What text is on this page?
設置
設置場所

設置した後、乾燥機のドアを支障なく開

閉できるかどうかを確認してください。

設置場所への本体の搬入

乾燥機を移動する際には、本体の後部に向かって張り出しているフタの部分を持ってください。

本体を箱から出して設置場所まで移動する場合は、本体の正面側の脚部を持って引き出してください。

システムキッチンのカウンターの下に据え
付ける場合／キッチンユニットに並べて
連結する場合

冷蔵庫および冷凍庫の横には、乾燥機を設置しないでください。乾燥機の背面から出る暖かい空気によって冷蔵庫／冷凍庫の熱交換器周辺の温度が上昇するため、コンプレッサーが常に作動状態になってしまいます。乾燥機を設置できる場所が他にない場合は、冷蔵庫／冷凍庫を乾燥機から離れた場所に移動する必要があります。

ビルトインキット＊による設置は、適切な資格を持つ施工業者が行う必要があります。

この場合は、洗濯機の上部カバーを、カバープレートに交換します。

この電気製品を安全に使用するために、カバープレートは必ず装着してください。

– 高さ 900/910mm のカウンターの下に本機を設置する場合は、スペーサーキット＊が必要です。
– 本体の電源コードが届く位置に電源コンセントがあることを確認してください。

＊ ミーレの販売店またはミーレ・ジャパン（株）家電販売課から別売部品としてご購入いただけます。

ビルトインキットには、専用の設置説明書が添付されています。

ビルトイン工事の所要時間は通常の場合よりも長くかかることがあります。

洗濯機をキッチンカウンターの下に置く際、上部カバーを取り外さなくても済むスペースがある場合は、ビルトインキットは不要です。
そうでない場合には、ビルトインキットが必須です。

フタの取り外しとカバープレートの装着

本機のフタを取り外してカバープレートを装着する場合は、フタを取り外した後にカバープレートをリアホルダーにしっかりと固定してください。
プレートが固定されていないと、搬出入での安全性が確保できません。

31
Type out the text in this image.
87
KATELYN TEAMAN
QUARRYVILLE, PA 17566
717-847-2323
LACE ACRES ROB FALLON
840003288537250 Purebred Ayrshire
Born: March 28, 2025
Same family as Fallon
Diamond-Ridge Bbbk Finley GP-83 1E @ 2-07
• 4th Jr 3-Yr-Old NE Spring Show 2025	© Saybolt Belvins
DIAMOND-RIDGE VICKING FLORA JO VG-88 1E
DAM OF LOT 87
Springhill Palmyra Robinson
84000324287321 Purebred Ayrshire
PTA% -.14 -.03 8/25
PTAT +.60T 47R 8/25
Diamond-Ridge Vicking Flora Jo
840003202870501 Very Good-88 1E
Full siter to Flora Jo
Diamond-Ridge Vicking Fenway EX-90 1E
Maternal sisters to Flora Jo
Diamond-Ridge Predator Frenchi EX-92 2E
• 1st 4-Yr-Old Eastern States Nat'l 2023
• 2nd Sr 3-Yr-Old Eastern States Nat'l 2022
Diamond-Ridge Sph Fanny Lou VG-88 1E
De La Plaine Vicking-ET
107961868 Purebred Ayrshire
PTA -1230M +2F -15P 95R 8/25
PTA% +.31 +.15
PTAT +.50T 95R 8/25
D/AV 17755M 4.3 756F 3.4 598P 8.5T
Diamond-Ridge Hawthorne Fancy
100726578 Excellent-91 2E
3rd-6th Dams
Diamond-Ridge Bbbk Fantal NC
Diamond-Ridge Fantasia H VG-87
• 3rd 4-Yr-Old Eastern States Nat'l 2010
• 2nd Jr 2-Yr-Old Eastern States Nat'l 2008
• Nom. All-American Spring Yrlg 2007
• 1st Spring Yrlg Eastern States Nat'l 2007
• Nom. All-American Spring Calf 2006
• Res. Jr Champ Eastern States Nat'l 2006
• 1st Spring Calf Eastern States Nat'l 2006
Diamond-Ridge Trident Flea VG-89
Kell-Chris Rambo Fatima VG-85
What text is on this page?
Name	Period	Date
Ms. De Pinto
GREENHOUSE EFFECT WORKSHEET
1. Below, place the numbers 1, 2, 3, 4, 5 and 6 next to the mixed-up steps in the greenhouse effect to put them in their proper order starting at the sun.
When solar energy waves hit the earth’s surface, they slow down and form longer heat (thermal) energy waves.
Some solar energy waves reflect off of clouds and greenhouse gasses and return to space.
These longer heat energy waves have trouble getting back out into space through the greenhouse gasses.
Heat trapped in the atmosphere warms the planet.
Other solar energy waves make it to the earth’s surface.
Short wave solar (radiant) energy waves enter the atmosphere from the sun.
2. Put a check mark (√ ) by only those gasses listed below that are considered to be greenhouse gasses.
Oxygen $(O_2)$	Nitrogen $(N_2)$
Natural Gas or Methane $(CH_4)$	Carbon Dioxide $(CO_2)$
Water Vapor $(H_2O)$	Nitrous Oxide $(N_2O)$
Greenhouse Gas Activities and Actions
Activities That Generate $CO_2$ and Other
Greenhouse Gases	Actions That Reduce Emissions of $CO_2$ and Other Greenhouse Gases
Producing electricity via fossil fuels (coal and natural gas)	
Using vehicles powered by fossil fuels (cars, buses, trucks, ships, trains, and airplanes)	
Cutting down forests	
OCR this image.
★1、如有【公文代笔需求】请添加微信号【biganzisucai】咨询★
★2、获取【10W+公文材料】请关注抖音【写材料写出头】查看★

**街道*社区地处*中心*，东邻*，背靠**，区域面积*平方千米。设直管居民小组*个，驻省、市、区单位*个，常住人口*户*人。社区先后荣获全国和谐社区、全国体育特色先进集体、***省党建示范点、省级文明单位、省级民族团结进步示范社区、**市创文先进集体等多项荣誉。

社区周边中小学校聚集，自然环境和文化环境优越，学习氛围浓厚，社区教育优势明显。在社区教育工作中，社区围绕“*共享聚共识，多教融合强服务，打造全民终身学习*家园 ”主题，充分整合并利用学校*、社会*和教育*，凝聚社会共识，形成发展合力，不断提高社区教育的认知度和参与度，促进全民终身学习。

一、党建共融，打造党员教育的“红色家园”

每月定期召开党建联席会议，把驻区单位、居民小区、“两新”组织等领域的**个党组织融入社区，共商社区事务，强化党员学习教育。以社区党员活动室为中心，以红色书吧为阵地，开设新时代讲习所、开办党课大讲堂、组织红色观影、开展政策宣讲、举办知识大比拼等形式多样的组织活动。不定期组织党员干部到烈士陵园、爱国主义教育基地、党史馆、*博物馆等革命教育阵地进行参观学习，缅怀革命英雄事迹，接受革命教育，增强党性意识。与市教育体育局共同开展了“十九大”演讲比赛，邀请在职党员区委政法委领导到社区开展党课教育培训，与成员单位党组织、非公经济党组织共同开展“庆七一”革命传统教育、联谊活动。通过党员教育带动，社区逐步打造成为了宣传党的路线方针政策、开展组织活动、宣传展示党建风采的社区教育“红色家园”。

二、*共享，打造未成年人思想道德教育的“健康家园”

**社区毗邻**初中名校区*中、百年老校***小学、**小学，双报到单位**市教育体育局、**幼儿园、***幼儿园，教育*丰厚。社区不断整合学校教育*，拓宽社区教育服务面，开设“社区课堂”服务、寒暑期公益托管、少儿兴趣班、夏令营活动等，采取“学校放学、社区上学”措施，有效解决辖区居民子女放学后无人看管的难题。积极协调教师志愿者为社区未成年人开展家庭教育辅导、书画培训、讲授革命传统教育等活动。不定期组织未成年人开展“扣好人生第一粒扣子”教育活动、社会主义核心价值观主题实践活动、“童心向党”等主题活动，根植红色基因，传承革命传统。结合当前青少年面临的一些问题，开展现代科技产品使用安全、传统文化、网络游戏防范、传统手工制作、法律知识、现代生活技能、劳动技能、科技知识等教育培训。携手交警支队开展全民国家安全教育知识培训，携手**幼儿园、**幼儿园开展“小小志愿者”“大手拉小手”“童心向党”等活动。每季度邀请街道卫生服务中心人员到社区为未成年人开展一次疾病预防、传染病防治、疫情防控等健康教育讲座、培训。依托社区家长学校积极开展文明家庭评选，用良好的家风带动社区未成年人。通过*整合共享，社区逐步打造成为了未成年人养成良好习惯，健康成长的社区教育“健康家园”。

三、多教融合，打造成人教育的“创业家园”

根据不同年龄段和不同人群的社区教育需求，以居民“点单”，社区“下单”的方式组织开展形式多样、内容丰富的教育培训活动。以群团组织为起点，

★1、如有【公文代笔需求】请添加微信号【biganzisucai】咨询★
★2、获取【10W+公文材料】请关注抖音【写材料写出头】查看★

# [Exercise prompt]
Say only how many lines in the records carry the word "Bbbk".

# [Response to the exercise]
2